_What this task involves_
Each entry has to be copied exactly, with nothing missed.

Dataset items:
§ §
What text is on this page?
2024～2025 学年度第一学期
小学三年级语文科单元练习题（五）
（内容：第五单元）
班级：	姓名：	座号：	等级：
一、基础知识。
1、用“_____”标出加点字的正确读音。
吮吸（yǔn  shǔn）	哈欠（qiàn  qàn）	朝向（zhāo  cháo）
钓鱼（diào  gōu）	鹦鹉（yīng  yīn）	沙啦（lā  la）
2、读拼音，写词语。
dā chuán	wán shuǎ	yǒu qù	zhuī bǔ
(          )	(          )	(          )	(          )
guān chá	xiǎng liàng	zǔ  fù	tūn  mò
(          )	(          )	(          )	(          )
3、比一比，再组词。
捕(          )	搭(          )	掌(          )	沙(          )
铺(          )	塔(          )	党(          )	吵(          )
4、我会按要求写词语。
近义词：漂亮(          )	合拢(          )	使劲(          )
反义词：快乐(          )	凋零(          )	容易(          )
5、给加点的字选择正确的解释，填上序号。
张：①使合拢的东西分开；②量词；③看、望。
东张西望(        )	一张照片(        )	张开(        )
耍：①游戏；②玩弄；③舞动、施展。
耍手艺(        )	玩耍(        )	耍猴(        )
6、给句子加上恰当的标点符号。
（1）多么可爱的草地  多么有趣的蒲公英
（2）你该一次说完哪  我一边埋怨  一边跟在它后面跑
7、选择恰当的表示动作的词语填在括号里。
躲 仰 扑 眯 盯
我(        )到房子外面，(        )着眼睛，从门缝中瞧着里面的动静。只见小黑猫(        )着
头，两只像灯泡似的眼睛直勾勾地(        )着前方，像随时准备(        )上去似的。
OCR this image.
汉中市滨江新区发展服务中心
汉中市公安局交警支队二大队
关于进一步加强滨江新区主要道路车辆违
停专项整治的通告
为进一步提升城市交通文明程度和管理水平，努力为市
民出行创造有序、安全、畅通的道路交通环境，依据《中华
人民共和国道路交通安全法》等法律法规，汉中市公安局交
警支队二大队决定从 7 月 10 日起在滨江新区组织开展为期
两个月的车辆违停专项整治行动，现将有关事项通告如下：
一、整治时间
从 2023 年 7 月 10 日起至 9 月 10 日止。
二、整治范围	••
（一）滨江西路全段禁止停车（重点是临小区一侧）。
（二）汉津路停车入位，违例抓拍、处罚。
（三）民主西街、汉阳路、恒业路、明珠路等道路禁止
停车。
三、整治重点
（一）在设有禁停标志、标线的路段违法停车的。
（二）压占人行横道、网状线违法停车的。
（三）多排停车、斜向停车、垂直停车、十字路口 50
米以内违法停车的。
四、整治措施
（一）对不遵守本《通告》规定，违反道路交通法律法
§ §
_Response to this task_
What text is on this page?
2024～2025 学年度第一学期
小学三年级语文科单元练习题（五）
（内容：第五单元）
班级：	姓名：	座号：	等级：
一、基础知识。
1、用“_____”标出加点字的正确读音。
吮吸（yǔn  shǔn）	哈欠（qiàn  qàn）	朝向（zhāo  cháo）
钓鱼（diào  gōu）	鹦鹉（yīng  yīn）	沙啦（lā  la）
2、读拼音，写词语。
dā chuán	wán shuǎ	yǒu qù	zhuī bǔ
(          )	(          )	(          )	(          )
guān chá	xiǎng liàng	zǔ  fù	tūn  mò
(          )	(          )	(          )	(          )
3、比一比，再组词。
捕(          )	搭(          )	掌(          )	沙(          )
铺(          )	塔(          )	党(          )	吵(          )
4、我会按要求写词语。
近义词：漂亮(          )	合拢(          )	使劲(          )
反义词：快乐(          )	凋零(          )	容易(          )
5、给加点的字选择正确的解释，填上序号。
张：①使合拢的东西分开；②量词；③看、望。
东张西望(        )	一张照片(        )	张开(        )
耍：①游戏；②玩弄；③舞动、施展。
耍手艺(        )	玩耍(        )	耍猴(        )
6、给句子加上恰当的标点符号。
（1）多么可爱的草地  多么有趣的蒲公英
（2）你该一次说完哪  我一边埋怨  一边跟在它后面跑
7、选择恰当的表示动作的词语填在括号里。
躲 仰 扑 眯 盯
我(        )到房子外面，(        )着眼睛，从门缝中瞧着里面的动静。只见小黑猫(        )着
头，两只像灯泡似的眼睛直勾勾地(        )着前方，像随时准备(        )上去似的。
OCR this image.
汉中市滨江新区发展服务中心
汉中市公安局交警支队二大队
关于进一步加强滨江新区主要道路车辆违
停专项整治的通告
为进一步提升城市交通文明程度和管理水平，努力为市
民出行创造有序、安全、畅通的道路交通环境，依据《中华
人民共和国道路交通安全法》等法律法规，汉中市公安局交
警支队二大队决定从 7 月 10 日起在滨江新区组织开展为期
两个月的车辆违停专项整治行动，现将有关事项通告如下：
一、整治时间
从 2023 年 7 月 10 日起至 9 月 10 日止。
二、整治范围	••
（一）滨江西路全段禁止停车（重点是临小区一侧）。
（二）汉津路停车入位，违例抓拍、处罚。
（三）民主西街、汉阳路、恒业路、明珠路等道路禁止
停车。
三、整治重点
（一）在设有禁停标志、标线的路段违法停车的。
（二）压占人行横道、网状线违法停车的。
（三）多排停车、斜向停车、垂直停车、十字路口 50
米以内违法停车的。
四、整治措施
（一）对不遵守本《通告》规定，违反道路交通法律法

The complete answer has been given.